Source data
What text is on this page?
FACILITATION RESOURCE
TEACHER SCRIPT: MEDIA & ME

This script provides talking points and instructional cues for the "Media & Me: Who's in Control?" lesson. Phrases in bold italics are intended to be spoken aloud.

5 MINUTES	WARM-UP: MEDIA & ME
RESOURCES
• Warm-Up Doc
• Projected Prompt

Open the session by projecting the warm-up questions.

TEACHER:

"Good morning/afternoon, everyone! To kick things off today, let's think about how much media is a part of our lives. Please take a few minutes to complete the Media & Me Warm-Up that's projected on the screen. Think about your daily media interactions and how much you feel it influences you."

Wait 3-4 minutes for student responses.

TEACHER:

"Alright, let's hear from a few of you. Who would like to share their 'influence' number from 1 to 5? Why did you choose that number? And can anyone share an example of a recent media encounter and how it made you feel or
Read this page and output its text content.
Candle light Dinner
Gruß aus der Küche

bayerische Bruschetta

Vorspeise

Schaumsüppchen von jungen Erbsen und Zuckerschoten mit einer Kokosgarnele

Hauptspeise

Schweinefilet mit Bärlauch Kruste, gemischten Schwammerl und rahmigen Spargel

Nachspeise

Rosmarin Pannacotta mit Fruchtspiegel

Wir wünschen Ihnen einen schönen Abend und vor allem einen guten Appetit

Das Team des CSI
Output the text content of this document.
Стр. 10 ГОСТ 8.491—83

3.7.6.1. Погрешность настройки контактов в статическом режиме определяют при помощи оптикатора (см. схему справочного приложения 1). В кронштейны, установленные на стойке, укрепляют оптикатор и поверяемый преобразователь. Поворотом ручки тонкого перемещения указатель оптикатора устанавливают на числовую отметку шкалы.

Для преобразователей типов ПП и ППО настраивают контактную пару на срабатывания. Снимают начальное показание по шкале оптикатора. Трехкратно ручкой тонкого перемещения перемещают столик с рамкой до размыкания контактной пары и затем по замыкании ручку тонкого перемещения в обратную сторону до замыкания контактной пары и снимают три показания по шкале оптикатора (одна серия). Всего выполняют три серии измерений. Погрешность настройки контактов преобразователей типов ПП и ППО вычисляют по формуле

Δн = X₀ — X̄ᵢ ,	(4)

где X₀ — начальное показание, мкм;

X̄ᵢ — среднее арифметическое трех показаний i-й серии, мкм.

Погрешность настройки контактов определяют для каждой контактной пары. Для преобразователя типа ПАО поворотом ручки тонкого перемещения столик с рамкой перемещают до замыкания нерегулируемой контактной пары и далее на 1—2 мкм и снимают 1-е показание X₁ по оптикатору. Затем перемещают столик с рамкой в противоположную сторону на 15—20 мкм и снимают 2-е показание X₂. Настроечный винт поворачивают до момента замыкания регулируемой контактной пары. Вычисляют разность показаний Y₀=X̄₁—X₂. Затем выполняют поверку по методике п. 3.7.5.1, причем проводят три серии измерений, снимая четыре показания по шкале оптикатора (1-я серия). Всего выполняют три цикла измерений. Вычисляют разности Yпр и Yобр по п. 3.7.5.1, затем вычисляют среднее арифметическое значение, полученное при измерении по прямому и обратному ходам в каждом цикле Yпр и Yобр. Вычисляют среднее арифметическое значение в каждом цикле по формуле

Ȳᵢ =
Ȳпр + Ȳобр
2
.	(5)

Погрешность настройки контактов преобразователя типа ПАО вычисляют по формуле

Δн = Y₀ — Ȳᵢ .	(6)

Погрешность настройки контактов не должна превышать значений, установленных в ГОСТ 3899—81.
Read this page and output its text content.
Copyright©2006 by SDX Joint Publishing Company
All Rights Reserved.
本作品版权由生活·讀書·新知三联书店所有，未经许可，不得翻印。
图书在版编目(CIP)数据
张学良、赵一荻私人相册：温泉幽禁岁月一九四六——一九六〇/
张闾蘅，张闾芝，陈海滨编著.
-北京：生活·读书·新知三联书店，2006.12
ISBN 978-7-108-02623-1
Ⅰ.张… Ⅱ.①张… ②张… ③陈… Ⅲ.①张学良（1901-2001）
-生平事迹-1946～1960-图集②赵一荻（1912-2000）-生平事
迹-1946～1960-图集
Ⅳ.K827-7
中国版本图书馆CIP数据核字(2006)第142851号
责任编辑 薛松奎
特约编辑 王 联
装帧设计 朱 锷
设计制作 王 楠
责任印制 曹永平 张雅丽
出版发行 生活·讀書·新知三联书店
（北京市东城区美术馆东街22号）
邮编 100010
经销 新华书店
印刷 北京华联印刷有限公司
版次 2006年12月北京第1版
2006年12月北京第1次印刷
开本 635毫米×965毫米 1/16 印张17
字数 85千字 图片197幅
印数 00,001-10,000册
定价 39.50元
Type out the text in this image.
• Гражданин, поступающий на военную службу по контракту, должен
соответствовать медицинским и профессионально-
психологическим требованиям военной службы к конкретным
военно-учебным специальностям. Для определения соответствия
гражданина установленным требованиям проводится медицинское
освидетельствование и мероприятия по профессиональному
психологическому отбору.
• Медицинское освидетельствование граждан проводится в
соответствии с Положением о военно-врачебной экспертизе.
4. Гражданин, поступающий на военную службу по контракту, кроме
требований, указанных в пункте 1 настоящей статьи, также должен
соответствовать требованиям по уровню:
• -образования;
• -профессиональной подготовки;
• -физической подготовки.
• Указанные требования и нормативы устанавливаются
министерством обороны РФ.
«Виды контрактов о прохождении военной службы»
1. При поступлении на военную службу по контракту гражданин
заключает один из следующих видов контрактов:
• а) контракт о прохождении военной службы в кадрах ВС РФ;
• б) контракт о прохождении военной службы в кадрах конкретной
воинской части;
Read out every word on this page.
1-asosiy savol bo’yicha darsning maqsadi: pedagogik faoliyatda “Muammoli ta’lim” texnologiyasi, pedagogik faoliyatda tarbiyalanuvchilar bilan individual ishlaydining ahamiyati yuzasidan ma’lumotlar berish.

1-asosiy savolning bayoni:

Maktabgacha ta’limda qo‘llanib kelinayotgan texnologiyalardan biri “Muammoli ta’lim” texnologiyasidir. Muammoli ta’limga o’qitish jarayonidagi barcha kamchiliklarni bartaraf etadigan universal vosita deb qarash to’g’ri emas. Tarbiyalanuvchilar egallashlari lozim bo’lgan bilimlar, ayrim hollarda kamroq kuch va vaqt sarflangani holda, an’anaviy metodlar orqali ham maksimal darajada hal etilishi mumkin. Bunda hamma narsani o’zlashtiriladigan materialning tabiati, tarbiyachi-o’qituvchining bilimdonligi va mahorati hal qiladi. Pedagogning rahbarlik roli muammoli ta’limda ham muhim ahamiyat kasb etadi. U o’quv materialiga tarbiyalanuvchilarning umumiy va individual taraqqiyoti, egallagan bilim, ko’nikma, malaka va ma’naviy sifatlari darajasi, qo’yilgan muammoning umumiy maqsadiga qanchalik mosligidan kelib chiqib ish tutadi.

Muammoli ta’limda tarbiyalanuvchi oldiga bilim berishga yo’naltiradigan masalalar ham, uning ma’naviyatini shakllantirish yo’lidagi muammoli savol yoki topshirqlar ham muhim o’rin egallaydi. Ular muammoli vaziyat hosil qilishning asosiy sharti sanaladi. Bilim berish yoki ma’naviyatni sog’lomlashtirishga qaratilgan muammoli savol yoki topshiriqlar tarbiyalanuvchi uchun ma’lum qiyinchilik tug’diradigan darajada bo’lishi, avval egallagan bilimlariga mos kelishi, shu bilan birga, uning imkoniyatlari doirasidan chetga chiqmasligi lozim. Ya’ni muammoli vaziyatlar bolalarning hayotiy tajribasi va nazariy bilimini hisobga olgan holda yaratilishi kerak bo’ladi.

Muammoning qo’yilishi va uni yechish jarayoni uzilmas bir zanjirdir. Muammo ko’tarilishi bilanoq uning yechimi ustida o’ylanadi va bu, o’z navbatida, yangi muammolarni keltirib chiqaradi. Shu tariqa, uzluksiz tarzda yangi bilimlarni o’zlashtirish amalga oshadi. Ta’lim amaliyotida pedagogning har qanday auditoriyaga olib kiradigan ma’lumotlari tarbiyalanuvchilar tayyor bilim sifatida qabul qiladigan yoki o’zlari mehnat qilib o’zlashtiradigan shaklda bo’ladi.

__EXERCISE BRIEF__:
Look through the listing above. Pick out each line with "показания" and copy it.

__SOLUTION FOR THIS EXERCISE__:
Для преобразователей типов ПП и ППО настраивают контактную пару на срабатывания. Снимают начальное показание по шкале оптикатора. Трехкратно ручкой тонкого перемещения перемещают столик с рамкой до размыкания контактной пары и затем по замыкании ручку тонкого перемещения в обратную сторону до замыкания контактной пары и снимают три показания по шкале оптикатора (одна серия). Всего выполняют три серии измерений. Погрешность настройки контактов преобразователей типов ПП и ППО вычисляют по формуле
Погрешность настройки контактов определяют для каждой контактной пары. Для преобразователя типа ПАО поворотом ручки тонкого перемещения столик с рамкой перемещают до замыкания нерегулируемой контактной пары и далее на 1—2 мкм и снимают 1-е показание X₁ по оптикатору. Затем перемещают столик с рамкой в противоположную сторону на 15—20 мкм и снимают 2-е показание X₂. Настроечный винт поворачивают до момента замыкания регулируемой контактной пары. Вычисляют разность показаний Y₀=X̄₁—X₂. Затем выполняют поверку по методике п. 3.7.5.1, причем проводят три серии измерений, снимая четыре показания по шкале оптикатора (1-я серия). Всего выполняют три цикла измерений. Вычисляют разности Yпр и Yобр по п. 3.7.5.1, затем вычисляют среднее арифметическое значение, полученное при измерении по прямому и обратному ходам в каждом цикле Yпр и Yобр. Вычисляют среднее арифметическое значение в каждом цикле по формуле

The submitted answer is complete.